**Source passage:**
begin

Keep Hackers from Ruining Your Retirement
Let’s be honest: How often are you checking in on your retirement funds?
I’m not talking about glancing at your statement to make sure you are on course to retire to Cabo or to make changes to your contributions. I’m talking about going even deeper. For example, how often are you logging in and making sure everything in your account is accurate? When was the last time you checked your mailing address? Email address? Your preferred method of notification when changes have been made to your account? Better yet, when was the last time you changed your account password? Is it strong enough to thwart a hacker?
If you’re not nearing retirement or are more of a “set it and forget it” investor, chances are you haven’t really taken much notice. Even for those closing in on retirement, checking things like your mailing address or email probably isn’t something you are focused on when looking at your account.
But these are the type of things we should check on a regular basis to help protect ourselves and our retirement from cybertheft. Identity theft activities are being used more frequently to target retirement savings in plan accounts.
And, depending on your brokerage firm, there may be nothing they can–or will–do about it!

end

**Stored entries:**
begin

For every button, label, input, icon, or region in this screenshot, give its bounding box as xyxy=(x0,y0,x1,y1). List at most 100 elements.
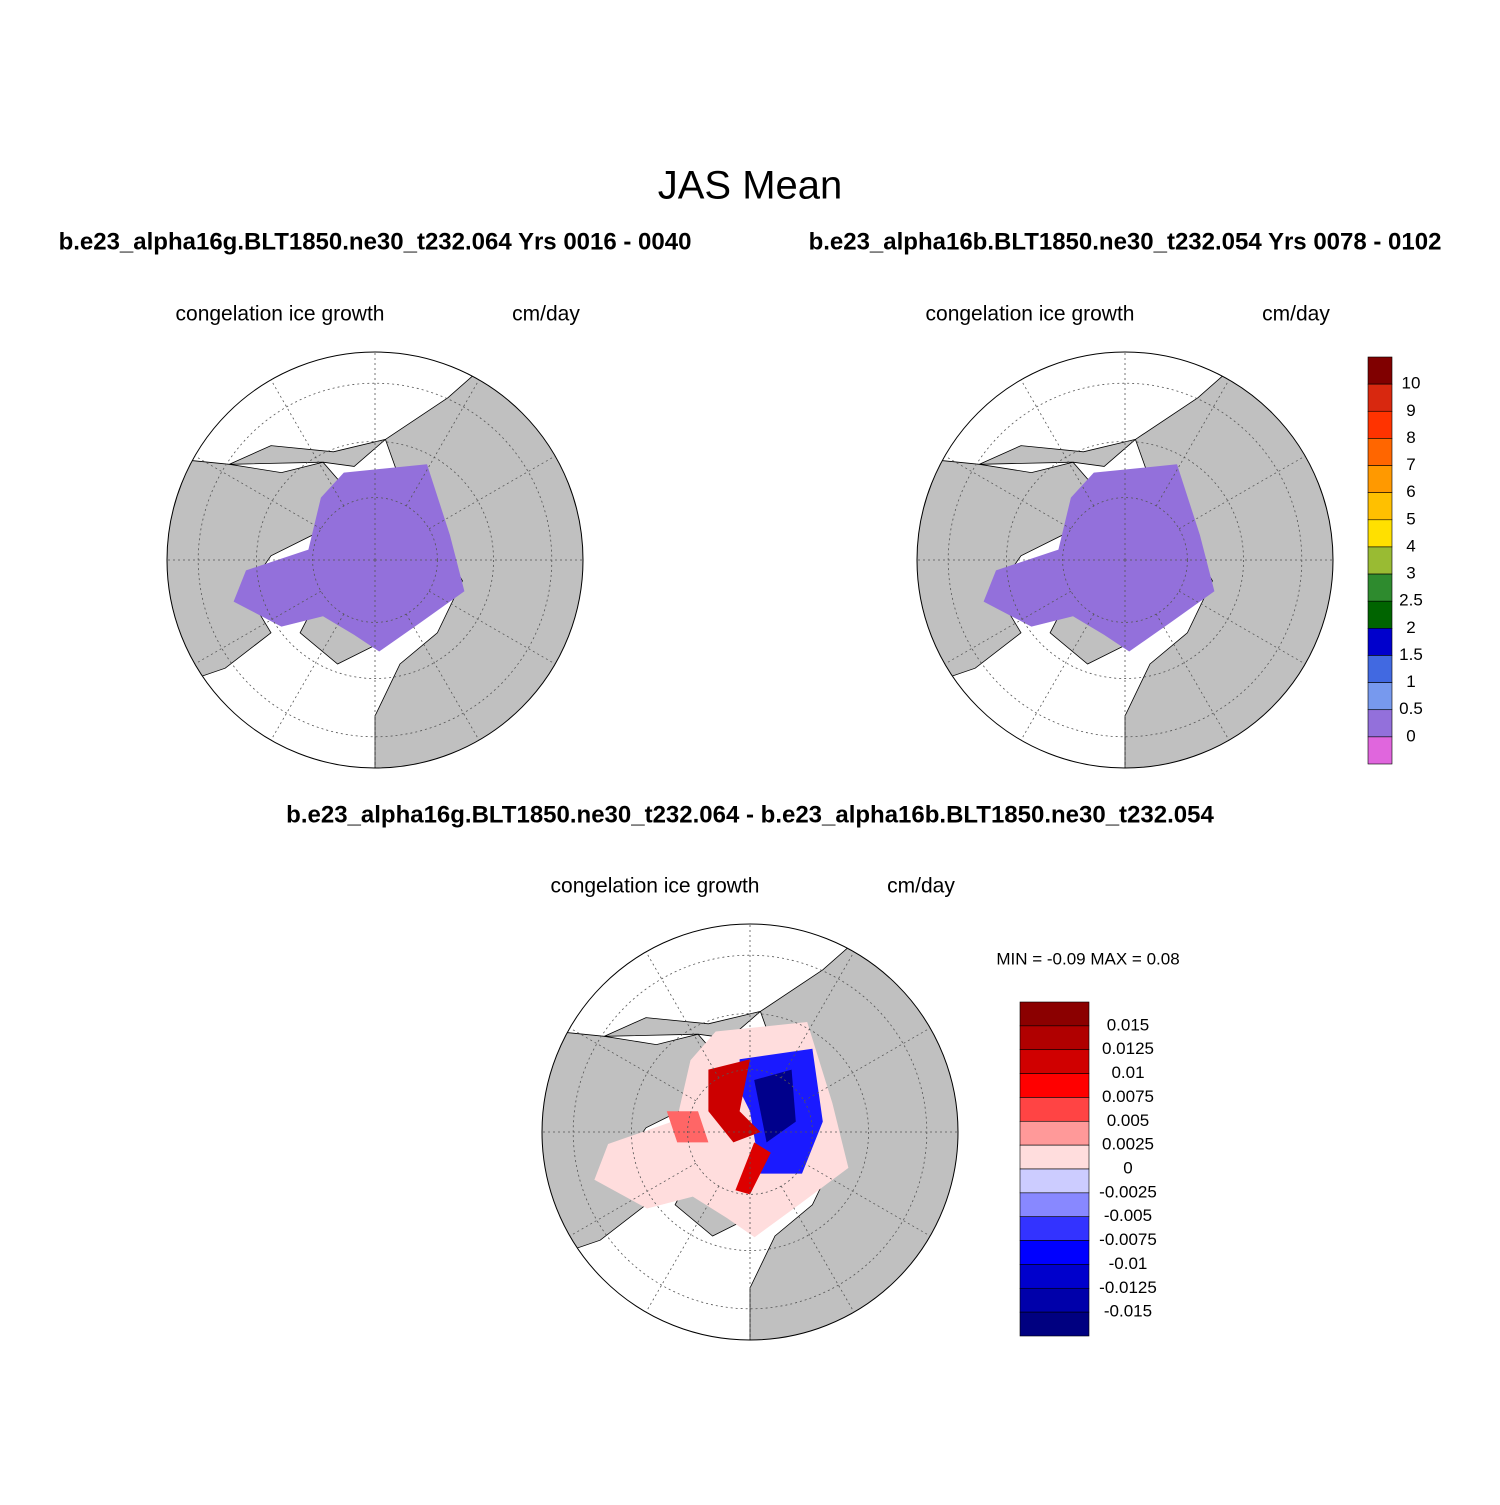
colorbar-label: 0.005 xyxy=(1107,1111,1150,1130)
variable-label: congelation ice growth xyxy=(926,303,1135,326)
colorbar-label: 5 xyxy=(1406,509,1415,528)
colorbar-label: -0.015 xyxy=(1104,1302,1152,1321)
panel-heading: b.e23_alpha16g.BLT1850.ne30_t232.064 - b… xyxy=(286,801,1214,828)
colorbar-box xyxy=(1019,1097,1090,1122)
colorbar-label: 0.015 xyxy=(1107,1015,1150,1034)
colorbar-box xyxy=(1367,628,1393,656)
meridian-line xyxy=(780,951,855,1079)
colorbar-box xyxy=(1019,1001,1090,1027)
meridian-line xyxy=(803,1162,931,1237)
panel-heading: b.e23_alpha16g.BLT1850.ne30_t232.064 Yrs… xyxy=(59,228,692,255)
map-border xyxy=(166,351,584,769)
colorbar-box xyxy=(1019,1192,1090,1218)
colorbar-box xyxy=(1367,546,1393,575)
meridian-line xyxy=(428,455,556,530)
meridian-line xyxy=(1178,455,1306,530)
units-label: cm/day xyxy=(512,303,580,326)
colorbar-box xyxy=(1019,1168,1090,1194)
colorbar-label: 1 xyxy=(1406,672,1415,691)
difference-field xyxy=(735,1142,771,1195)
meridian-line xyxy=(1155,613,1230,741)
colorbar-label: 4 xyxy=(1406,536,1415,555)
latitude-line xyxy=(687,1069,813,1195)
polar-map xyxy=(167,352,583,768)
colorbar-label: -0.0025 xyxy=(1099,1182,1157,1201)
colorbar-box xyxy=(1367,410,1393,439)
colorbar-label: 0.5 xyxy=(1399,699,1423,718)
colorbar-label: 0.01 xyxy=(1111,1063,1144,1082)
colorbar-box xyxy=(1019,1240,1090,1265)
colorbar-box xyxy=(1019,1264,1090,1289)
colorbar-box xyxy=(1019,1073,1090,1098)
colorbar-label: 6 xyxy=(1406,482,1415,501)
colorbar-label: 7 xyxy=(1406,455,1415,474)
meridian-line xyxy=(803,1027,931,1102)
meridian-line xyxy=(270,379,345,507)
meridian-line xyxy=(569,1027,697,1102)
meridian-line xyxy=(569,1162,697,1237)
colorbar-box xyxy=(1019,1311,1090,1337)
colorbar-label: -0.01 xyxy=(1109,1254,1148,1273)
colorbar-box xyxy=(1367,383,1393,412)
colorbar-label: 2.5 xyxy=(1399,591,1423,610)
latitude-line xyxy=(256,441,494,679)
difference-field xyxy=(754,1069,796,1143)
colorbar-box xyxy=(1367,465,1393,493)
colorbar-box xyxy=(1367,438,1393,466)
polar-map xyxy=(917,352,1333,768)
meridian-line xyxy=(405,613,480,741)
colorbar-label: 2 xyxy=(1406,618,1415,637)
meridian-line xyxy=(645,1185,720,1313)
latitude-line xyxy=(631,1013,869,1251)
latitude-line xyxy=(1006,441,1244,679)
map-border xyxy=(541,923,959,1341)
variable-label: congelation ice growth xyxy=(176,303,385,326)
meridian-line xyxy=(1020,379,1095,507)
units-label: cm/day xyxy=(1262,303,1330,326)
colorbar-label: 0.0125 xyxy=(1102,1039,1154,1058)
min-max-label: MIN = -0.09 MAX = 0.08 xyxy=(996,949,1179,968)
colorbar-label: 8 xyxy=(1406,428,1415,447)
colorbar-box xyxy=(1367,736,1393,765)
colorbar-box xyxy=(1019,1025,1090,1051)
meridian-line xyxy=(1155,379,1230,507)
colorbar-box xyxy=(1367,492,1393,521)
meridian-line xyxy=(780,1185,855,1313)
panel-heading: b.e23_alpha16b.BLT1850.ne30_t232.054 Yrs… xyxy=(809,228,1442,255)
colorbar-label: -0.0125 xyxy=(1099,1278,1157,1297)
polar-map xyxy=(542,924,958,1340)
latitude-line xyxy=(1062,497,1188,623)
colorbar-label: 0.0075 xyxy=(1102,1087,1154,1106)
colorbar-box xyxy=(1019,1049,1090,1074)
colorbar-box xyxy=(1367,573,1393,602)
colorbar-label: 0 xyxy=(1123,1158,1132,1177)
colorbar-box xyxy=(1019,1287,1090,1313)
meridian-line xyxy=(645,951,720,1079)
latitude-line xyxy=(312,497,438,623)
sea-ice-field xyxy=(233,464,465,652)
colorbar-label: 3 xyxy=(1406,564,1415,583)
difference-field xyxy=(708,1059,761,1143)
meridian-line xyxy=(405,379,480,507)
meridian-line xyxy=(1020,613,1095,741)
colorbar-label: 10 xyxy=(1402,374,1421,393)
colorbar-label: -0.005 xyxy=(1104,1206,1152,1225)
colorbar-box xyxy=(1019,1144,1090,1170)
colorbar-box xyxy=(1019,1120,1090,1146)
colorbar-box xyxy=(1367,356,1393,385)
meridian-line xyxy=(428,590,556,665)
colorbar-box xyxy=(1019,1216,1090,1241)
colorbar-label: 1.5 xyxy=(1399,645,1423,664)
colorbar-box xyxy=(1367,655,1393,683)
meridian-line xyxy=(194,590,322,665)
variable-label: congelation ice growth xyxy=(551,875,760,898)
sea-ice-field xyxy=(983,464,1215,652)
meridian-line xyxy=(194,455,322,530)
meridian-line xyxy=(944,455,1072,530)
colorbar-label: 0.0025 xyxy=(1102,1135,1154,1154)
units-label: cm/day xyxy=(887,875,955,898)
meridian-line xyxy=(944,590,1072,665)
colorbar-box xyxy=(1367,519,1393,548)
colorbar-box xyxy=(1367,682,1393,711)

end

**Directive 1:** From the article on protecting retirement accounts from hackers, list each account detail it suggests checking or changing.
**Directive 2:** In the records, rewrite the lines from the one with "colorbar-label: 0.005 xyxy=(1107,1111,1150,1130)" to the one with "colorbar-box xyxy=(1019,1001,1090,1027)", replacing "meridian-line" with "longitude-line" and leaving everything else unchanged.

**Task answer 1:**
- Mailing address
- Email address
- Preferred method of notification when changes have been made to your account
- Account password

**Task answer 2:**
colorbar-label: 0.005 xyxy=(1107,1111,1150,1130)
variable-label: congelation ice growth xyxy=(926,303,1135,326)
colorbar-label: 5 xyxy=(1406,509,1415,528)
colorbar-label: -0.015 xyxy=(1104,1302,1152,1321)
panel-heading: b.e23_alpha16g.BLT1850.ne30_t232.064 - b… xyxy=(286,801,1214,828)
colorbar-box xyxy=(1019,1097,1090,1122)
colorbar-label: 0.015 xyxy=(1107,1015,1150,1034)
colorbar-box xyxy=(1367,628,1393,656)
longitude-line xyxy=(780,951,855,1079)
colorbar-box xyxy=(1019,1001,1090,1027)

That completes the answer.